* **The exercise**
Count the lines in the listing below that contain the string "handle", treating uppercase and lowercase letters as different. Reply with the number alone.

..............................

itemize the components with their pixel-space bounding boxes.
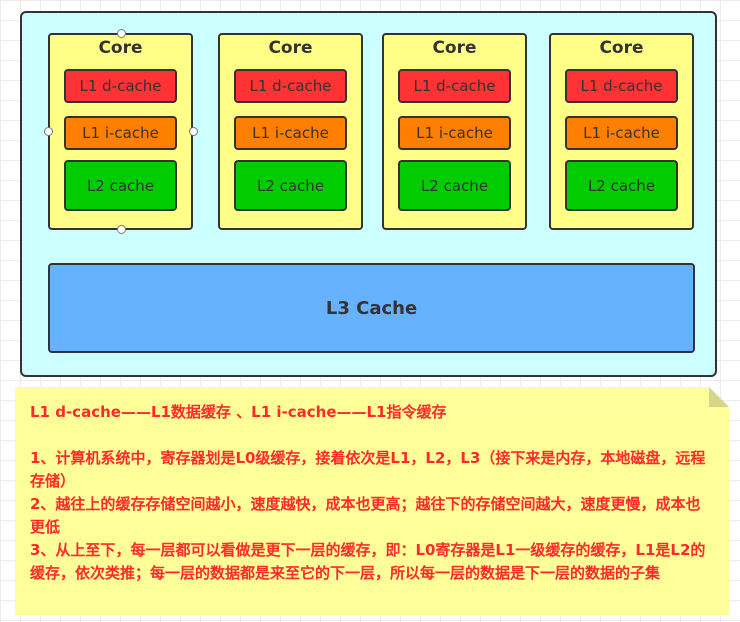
selection-handle-top[interactable] <box>117 29 126 38</box>
selection-handle-right[interactable] <box>189 127 198 136</box>
l2-cache[interactable]: L2 cache <box>64 160 177 211</box>
core-title: Core <box>432 38 477 58</box>
note-item-3: 3、从上至下，每一层都可以看做是更下一层的缓存，即：L0寄存器是L1一级缓存的缓… <box>30 541 706 582</box>
selection-handle-left[interactable] <box>44 127 53 136</box>
note-item-1: 1、计算机系统中，寄存器划是L0级缓存，接着依次是L1，L2，L3（接下来是内存… <box>30 449 706 490</box>
selection-handle-bottom[interactable] <box>117 225 126 234</box>
l1-i-cache[interactable]: L1 i-cache <box>565 116 678 150</box>
core-3[interactable]: Core L1 d-cache L1 i-cache L2 cache <box>382 33 527 230</box>
note-folded-corner <box>709 387 729 407</box>
core-title: Core <box>268 38 313 58</box>
core-title: Core <box>98 38 143 58</box>
l1-d-cache[interactable]: L1 d-cache <box>565 69 678 103</box>
note-item-2: 2、越往上的缓存存储空间越小，速度越快，成本也更高；越往下的存储空间越大，速度更… <box>30 495 701 536</box>
l2-cache[interactable]: L2 cache <box>234 160 347 211</box>
core-2[interactable]: Core L1 d-cache L1 i-cache L2 cache <box>218 33 363 230</box>
note-heading: L1 d-cache——L1数据缓存 、L1 i-cache——L1指令缓存 <box>30 403 447 421</box>
l1-d-cache[interactable]: L1 d-cache <box>64 69 177 103</box>
core-1[interactable]: Core L1 d-cache L1 i-cache L2 cache <box>48 33 193 230</box>
l1-i-cache[interactable]: L1 i-cache <box>398 116 511 150</box>
note-box[interactable]: L1 d-cache——L1数据缓存 、L1 i-cache——L1指令缓存 1… <box>15 387 729 615</box>
note-text: L1 d-cache——L1数据缓存 、L1 i-cache——L1指令缓存 1… <box>30 401 711 585</box>
core-title: Core <box>599 38 644 58</box>
l2-cache[interactable]: L2 cache <box>398 160 511 211</box>
l2-cache[interactable]: L2 cache <box>565 160 678 211</box>
l3-cache[interactable]: L3 Cache <box>48 263 695 353</box>
core-4[interactable]: Core L1 d-cache L1 i-cache L2 cache <box>549 33 694 230</box>
l1-i-cache[interactable]: L1 i-cache <box>234 116 347 150</box>
l1-d-cache[interactable]: L1 d-cache <box>234 69 347 103</box>
l1-d-cache[interactable]: L1 d-cache <box>398 69 511 103</box>
l1-i-cache[interactable]: L1 i-cache <box>64 116 177 150</box>
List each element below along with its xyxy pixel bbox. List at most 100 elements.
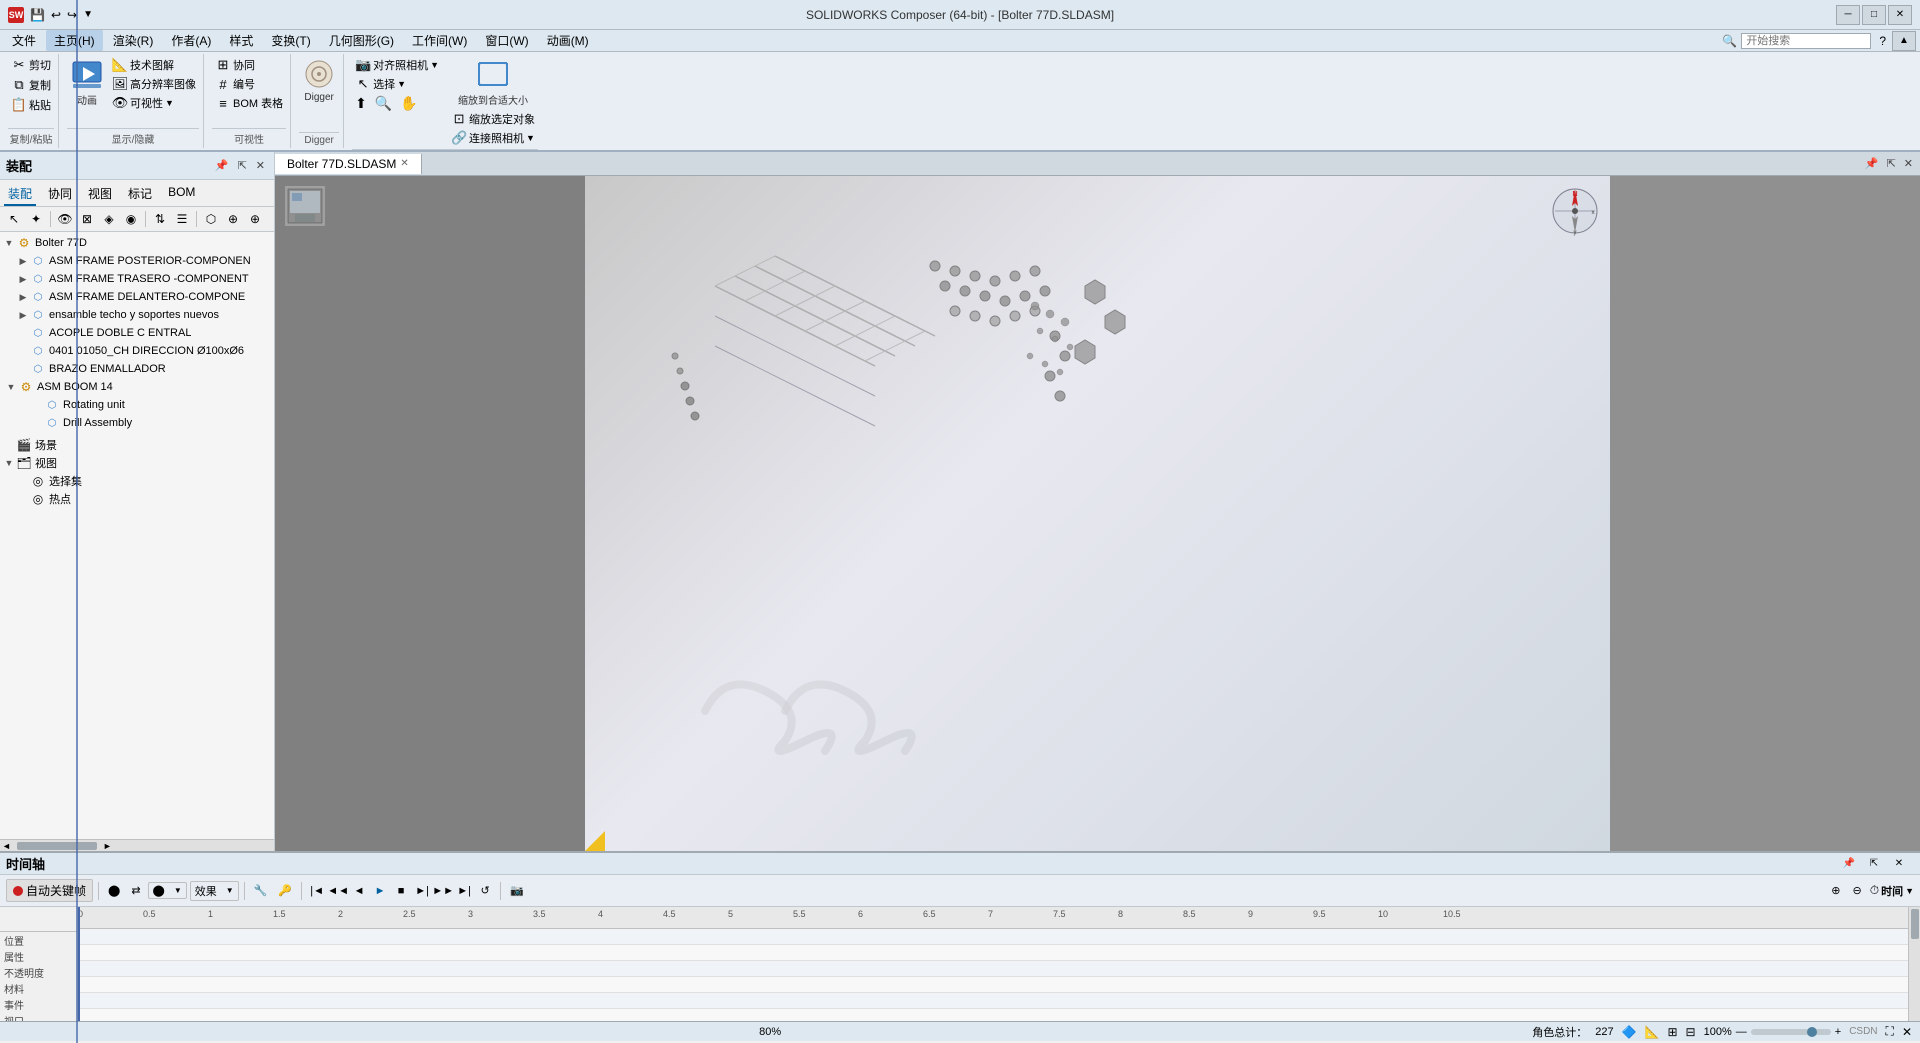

..............................

* **Task answer**
4